JOB:
List every line below containing "Difference".

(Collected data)
○ ○ ○ ○ ○ ○ ○

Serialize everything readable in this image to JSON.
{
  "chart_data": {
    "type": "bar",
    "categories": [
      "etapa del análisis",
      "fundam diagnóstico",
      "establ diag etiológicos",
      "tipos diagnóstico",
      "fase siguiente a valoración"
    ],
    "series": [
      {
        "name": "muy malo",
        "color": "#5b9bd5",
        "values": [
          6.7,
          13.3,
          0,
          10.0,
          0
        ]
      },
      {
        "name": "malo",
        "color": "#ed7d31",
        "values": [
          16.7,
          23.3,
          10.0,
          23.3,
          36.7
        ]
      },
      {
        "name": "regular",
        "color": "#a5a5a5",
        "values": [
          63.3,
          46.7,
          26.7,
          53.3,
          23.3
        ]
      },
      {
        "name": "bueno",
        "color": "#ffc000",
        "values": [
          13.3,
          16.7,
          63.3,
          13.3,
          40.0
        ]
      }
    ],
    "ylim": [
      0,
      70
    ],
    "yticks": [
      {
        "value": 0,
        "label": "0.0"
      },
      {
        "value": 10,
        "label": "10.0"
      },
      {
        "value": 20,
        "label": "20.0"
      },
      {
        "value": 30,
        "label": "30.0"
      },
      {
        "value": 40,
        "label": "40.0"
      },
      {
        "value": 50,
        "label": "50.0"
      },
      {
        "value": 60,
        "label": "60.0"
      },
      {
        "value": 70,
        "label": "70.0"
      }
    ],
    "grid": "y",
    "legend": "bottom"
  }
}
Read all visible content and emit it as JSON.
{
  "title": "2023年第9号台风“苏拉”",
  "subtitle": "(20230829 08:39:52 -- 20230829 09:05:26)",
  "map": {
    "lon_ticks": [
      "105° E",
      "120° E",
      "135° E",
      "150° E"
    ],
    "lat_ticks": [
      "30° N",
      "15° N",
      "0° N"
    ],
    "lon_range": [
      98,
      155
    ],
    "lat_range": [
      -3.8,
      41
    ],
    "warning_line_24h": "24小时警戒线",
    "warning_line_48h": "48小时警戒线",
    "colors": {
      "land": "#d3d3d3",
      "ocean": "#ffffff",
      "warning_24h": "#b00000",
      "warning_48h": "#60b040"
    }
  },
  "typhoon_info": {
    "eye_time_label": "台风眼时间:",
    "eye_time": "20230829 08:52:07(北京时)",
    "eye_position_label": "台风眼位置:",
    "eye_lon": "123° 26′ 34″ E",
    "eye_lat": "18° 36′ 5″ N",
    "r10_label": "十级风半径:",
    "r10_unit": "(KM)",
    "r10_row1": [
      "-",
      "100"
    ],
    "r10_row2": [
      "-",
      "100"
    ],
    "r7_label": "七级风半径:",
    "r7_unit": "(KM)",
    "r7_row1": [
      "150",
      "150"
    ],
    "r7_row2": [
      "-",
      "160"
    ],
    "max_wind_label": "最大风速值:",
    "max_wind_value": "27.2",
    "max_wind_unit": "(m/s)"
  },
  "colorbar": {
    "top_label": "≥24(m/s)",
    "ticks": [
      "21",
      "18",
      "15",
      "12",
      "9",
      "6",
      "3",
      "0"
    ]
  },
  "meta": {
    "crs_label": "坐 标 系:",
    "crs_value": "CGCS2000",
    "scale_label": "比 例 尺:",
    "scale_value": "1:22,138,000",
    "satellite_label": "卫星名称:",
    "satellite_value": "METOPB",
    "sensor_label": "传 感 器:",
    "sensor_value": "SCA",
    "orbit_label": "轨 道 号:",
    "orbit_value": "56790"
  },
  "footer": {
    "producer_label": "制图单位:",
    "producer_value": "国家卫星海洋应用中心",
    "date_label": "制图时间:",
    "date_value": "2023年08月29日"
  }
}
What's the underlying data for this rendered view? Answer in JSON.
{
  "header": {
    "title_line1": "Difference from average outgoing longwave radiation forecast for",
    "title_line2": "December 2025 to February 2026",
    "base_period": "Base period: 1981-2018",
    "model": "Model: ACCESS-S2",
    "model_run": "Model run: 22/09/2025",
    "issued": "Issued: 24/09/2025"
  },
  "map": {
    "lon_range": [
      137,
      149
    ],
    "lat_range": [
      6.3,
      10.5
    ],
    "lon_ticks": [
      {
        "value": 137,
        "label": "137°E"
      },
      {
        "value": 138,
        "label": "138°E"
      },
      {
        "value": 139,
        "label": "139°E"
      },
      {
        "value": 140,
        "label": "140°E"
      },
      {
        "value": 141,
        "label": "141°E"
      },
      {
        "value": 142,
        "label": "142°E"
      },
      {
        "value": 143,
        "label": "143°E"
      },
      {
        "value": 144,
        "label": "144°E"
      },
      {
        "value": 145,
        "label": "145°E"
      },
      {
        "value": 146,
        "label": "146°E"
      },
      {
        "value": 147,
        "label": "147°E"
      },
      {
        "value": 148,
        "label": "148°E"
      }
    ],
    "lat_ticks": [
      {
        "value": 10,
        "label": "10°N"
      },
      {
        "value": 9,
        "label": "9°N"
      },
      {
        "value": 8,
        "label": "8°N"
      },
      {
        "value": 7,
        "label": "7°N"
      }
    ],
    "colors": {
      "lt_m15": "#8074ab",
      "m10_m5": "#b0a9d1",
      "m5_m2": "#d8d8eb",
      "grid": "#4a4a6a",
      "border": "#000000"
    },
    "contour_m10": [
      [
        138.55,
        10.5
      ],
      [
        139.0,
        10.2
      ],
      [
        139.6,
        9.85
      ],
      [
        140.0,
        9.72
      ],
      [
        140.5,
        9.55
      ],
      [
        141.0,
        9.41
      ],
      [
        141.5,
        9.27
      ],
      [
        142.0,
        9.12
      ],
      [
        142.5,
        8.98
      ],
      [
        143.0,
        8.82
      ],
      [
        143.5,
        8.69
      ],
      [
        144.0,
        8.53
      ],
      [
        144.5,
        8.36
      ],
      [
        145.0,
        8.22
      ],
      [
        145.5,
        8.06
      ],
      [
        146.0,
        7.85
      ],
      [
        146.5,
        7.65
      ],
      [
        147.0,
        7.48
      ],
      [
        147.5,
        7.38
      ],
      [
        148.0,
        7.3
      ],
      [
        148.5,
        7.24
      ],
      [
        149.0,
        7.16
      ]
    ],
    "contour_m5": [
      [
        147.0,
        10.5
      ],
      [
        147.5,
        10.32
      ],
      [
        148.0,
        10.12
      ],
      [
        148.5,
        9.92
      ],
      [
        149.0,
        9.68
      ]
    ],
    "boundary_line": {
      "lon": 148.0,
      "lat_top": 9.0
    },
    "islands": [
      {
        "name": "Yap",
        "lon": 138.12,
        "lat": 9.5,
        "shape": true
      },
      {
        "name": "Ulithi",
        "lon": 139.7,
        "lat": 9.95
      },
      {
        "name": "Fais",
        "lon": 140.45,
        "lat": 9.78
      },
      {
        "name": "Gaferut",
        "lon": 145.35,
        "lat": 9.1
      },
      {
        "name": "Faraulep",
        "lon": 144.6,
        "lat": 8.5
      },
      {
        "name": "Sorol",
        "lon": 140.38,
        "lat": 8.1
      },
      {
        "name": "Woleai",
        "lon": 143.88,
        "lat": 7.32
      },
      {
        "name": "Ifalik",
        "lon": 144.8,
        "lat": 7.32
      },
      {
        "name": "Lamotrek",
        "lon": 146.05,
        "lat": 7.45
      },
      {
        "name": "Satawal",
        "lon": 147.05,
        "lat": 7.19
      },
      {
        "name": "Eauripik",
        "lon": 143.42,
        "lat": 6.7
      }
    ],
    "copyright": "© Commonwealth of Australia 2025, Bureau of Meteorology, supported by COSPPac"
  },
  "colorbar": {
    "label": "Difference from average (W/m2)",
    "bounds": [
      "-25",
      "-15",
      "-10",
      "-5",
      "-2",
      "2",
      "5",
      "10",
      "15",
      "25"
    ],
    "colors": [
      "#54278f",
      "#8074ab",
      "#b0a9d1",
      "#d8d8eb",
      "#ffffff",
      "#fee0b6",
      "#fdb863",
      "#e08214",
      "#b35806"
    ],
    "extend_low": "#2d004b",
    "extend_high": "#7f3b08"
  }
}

○ ○ ○ ○ ○ ○ ○

RESULT FOR THIS EXERCISE:
    "title_line1": "Difference from average outgoing longwave radiation forecast for",
    "label": "Difference from average (W/m2)",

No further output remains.